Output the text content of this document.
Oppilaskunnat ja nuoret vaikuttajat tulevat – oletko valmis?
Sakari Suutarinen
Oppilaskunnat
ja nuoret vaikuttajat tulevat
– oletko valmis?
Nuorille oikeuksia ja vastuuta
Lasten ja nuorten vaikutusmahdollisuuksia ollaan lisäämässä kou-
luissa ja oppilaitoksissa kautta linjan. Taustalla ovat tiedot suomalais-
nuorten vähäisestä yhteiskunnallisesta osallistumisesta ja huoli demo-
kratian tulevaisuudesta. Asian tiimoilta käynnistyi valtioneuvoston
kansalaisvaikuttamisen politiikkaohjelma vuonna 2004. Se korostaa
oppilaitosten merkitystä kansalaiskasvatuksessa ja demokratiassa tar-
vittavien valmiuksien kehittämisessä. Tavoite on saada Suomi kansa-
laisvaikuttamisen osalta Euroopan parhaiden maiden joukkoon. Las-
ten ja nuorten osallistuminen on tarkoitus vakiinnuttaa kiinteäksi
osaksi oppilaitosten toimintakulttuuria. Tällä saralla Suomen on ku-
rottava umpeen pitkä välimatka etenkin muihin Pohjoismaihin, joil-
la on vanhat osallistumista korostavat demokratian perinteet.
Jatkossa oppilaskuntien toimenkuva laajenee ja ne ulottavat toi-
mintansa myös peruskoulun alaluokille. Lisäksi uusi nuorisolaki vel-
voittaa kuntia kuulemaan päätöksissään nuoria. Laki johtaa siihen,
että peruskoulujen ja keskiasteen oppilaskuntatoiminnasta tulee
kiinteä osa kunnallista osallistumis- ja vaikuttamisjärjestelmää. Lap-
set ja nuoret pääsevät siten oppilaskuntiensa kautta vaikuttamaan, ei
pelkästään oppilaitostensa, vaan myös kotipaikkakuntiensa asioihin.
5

————

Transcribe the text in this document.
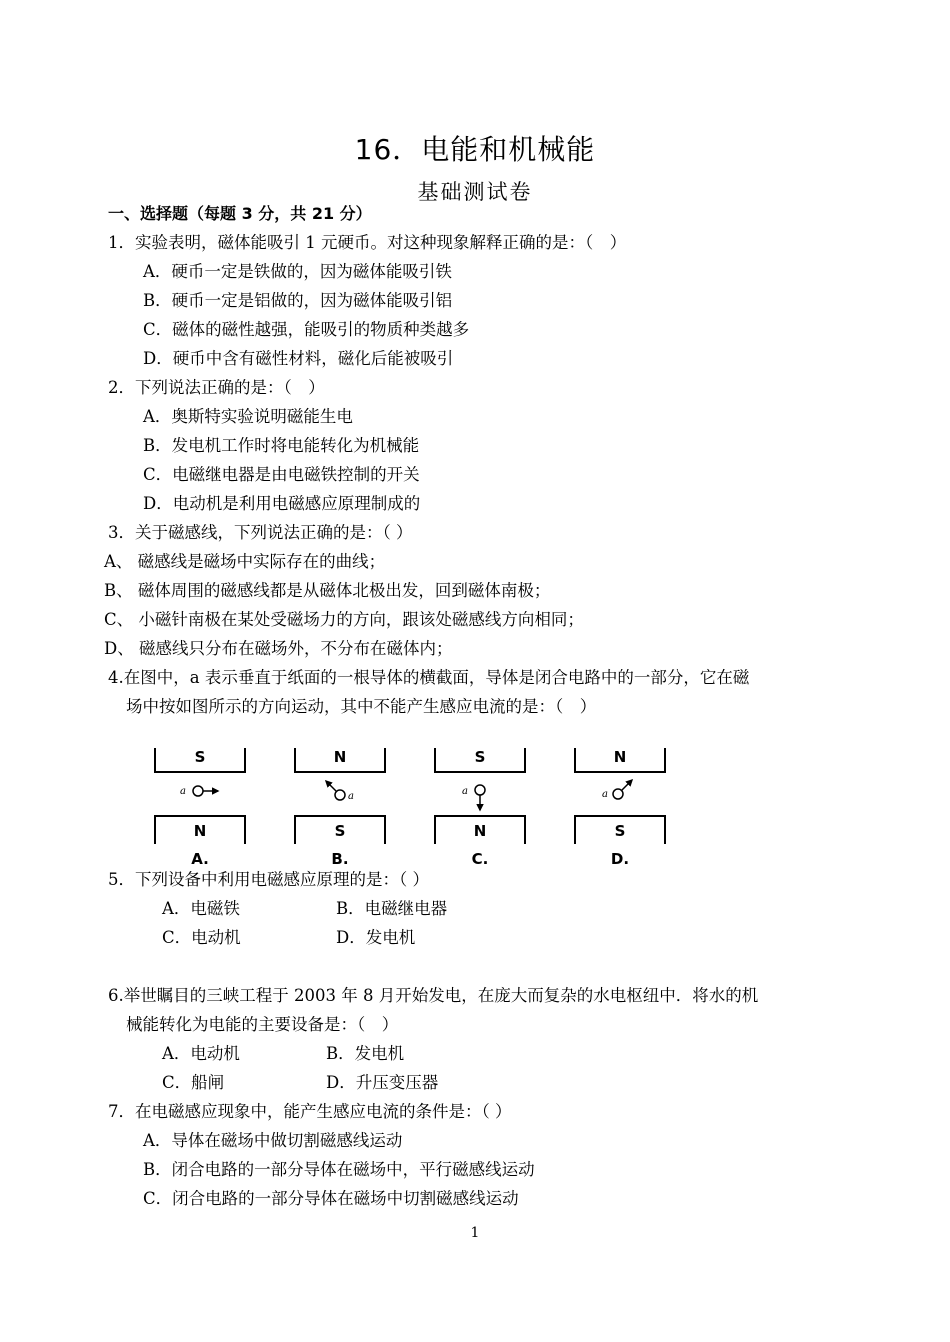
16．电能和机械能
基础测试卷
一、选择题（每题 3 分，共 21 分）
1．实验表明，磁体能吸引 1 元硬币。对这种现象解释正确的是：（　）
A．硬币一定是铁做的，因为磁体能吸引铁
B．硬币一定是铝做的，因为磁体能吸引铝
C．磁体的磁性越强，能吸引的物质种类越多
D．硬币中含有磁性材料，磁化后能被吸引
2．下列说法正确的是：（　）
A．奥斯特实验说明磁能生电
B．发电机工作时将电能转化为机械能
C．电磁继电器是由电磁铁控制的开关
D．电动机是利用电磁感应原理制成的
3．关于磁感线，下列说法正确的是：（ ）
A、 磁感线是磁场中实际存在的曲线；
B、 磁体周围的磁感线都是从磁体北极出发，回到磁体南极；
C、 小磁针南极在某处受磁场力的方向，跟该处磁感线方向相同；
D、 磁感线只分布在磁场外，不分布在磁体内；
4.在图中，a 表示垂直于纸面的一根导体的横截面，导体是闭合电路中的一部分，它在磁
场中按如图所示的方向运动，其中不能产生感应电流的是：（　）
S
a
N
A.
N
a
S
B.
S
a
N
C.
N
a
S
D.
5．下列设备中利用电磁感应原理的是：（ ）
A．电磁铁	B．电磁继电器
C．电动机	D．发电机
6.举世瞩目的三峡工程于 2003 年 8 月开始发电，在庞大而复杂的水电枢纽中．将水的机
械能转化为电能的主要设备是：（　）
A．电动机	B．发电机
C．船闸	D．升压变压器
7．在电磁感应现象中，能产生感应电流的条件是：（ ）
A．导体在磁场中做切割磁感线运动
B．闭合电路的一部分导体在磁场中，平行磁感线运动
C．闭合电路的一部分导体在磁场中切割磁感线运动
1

————

# [What is asked]
Where a line holds "valmis", copy that line.

# [Exercise solution]
Oppilaskunnat ja nuoret vaikuttajat tulevat – oletko valmis?
– oletko valmis?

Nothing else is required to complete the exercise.